## [INSTRUCTION]
Quote the full listing word for word.

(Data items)
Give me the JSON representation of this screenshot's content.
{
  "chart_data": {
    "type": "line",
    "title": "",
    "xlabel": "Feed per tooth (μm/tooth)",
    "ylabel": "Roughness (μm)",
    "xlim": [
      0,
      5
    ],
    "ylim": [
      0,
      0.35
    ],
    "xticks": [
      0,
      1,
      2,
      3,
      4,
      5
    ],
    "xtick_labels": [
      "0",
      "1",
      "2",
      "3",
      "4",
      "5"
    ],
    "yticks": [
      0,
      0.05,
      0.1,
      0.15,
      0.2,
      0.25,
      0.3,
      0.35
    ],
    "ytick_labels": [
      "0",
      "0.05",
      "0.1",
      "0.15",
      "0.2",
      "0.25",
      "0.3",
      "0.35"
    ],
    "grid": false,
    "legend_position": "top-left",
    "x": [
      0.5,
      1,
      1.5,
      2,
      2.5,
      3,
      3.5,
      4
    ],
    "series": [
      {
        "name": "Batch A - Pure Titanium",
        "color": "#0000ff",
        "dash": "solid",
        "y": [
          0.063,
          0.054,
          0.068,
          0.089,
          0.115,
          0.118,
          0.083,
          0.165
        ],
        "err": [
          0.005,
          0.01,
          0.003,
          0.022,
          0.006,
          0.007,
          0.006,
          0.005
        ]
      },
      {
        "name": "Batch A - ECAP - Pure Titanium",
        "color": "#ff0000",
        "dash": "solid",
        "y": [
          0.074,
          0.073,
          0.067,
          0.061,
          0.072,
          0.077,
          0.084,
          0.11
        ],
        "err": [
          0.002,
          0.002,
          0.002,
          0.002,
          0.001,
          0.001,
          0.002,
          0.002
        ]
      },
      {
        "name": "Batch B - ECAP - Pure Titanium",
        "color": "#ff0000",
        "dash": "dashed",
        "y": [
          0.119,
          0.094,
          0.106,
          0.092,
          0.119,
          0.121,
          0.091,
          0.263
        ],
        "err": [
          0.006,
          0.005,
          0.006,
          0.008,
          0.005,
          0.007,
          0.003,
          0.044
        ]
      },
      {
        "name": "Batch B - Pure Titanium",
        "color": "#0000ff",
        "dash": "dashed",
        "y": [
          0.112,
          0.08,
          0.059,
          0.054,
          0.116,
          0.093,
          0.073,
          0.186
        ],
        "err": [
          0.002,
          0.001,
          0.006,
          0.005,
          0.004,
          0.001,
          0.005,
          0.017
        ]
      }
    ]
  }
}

## [ANSWER TO THE EXERCISE]
Give me the JSON representation of this screenshot's content.
{
  "chart_data": {
    "type": "line",
    "title": "",
    "xlabel": "Feed per tooth (μm/tooth)",
    "ylabel": "Roughness (μm)",
    "xlim": [
      0,
      5
    ],
    "ylim": [
      0,
      0.35
    ],
    "xticks": [
      0,
      1,
      2,
      3,
      4,
      5
    ],
    "xtick_labels": [
      "0",
      "1",
      "2",
      "3",
      "4",
      "5"
    ],
    "yticks": [
      0,
      0.05,
      0.1,
      0.15,
      0.2,
      0.25,
      0.3,
      0.35
    ],
    "ytick_labels": [
      "0",
      "0.05",
      "0.1",
      "0.15",
      "0.2",
      "0.25",
      "0.3",
      "0.35"
    ],
    "grid": false,
    "legend_position": "top-left",
    "x": [
      0.5,
      1,
      1.5,
      2,
      2.5,
      3,
      3.5,
      4
    ],
    "series": [
      {
        "name": "Batch A - Pure Titanium",
        "color": "#0000ff",
        "dash": "solid",
        "y": [
          0.063,
          0.054,
          0.068,
          0.089,
          0.115,
          0.118,
          0.083,
          0.165
        ],
        "err": [
          0.005,
          0.01,
          0.003,
          0.022,
          0.006,
          0.007,
          0.006,
          0.005
        ]
      },
      {
        "name": "Batch A - ECAP - Pure Titanium",
        "color": "#ff0000",
        "dash": "solid",
        "y": [
          0.074,
          0.073,
          0.067,
          0.061,
          0.072,
          0.077,
          0.084,
          0.11
        ],
        "err": [
          0.002,
          0.002,
          0.002,
          0.002,
          0.001,
          0.001,
          0.002,
          0.002
        ]
      },
      {
        "name": "Batch B - ECAP - Pure Titanium",
        "color": "#ff0000",
        "dash": "dashed",
        "y": [
          0.119,
          0.094,
          0.106,
          0.092,
          0.119,
          0.121,
          0.091,
          0.263
        ],
        "err": [
          0.006,
          0.005,
          0.006,
          0.008,
          0.005,
          0.007,
          0.003,
          0.044
        ]
      },
      {
        "name": "Batch B - Pure Titanium",
        "color": "#0000ff",
        "dash": "dashed",
        "y": [
          0.112,
          0.08,
          0.059,
          0.054,
          0.116,
          0.093,
          0.073,
          0.186
        ],
        "err": [
          0.002,
          0.001,
          0.006,
          0.005,
          0.004,
          0.001,
          0.005,
          0.017
        ]
      }
    ]
  }
}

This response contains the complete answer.